#### ENTRIES SUPPLIED ####

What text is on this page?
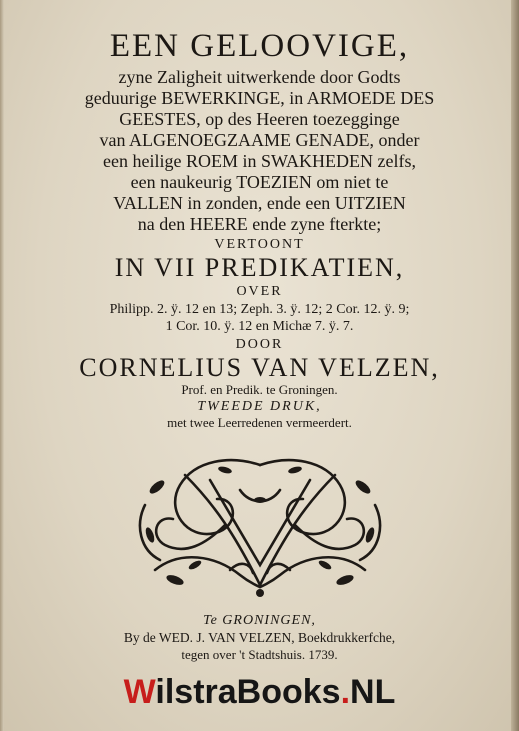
EEN GELOOVIGE,
zyne Zaligheit uitwerkende door Godts
geduurige BEWERKINGE, in ARMOEDE DES
GEESTES, op des Heeren toezegginge
van ALGENOEGZAAME GENADE, onder
een heilige ROEM in SWAKHEDEN zelfs,
een naukeurig TOEZIEN om niet te
VALLEN in zonden, ende een UITZIEN
na den HEERE ende zyne fterkte;
VERTOONT
IN VII PREDIKATIEN,
OVER
Philipp. 2. ÿ. 12 en 13; Zeph. 3. ÿ. 12; 2 Cor. 12. ÿ. 9;
1 Cor. 10. ÿ. 12 en Michæ 7. ÿ. 7.
DOOR
CORNELIUS VAN VELZEN,
Prof. en Predik. te Groningen.
TWEEDE DRUK,
met twee Leerredenen vermeerdert.
Te GRONINGEN,
By de WED. J. VAN VELZEN, Boekdrukkerfche,
tegen over 't Stadtshuis. 1739.
WilstraBooks.NL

####

## DESCRIPTION OF THE TASK
Among the lines of the material above, how many include the string "zyne"? Report only that number.

## SOLUTION BELOW
2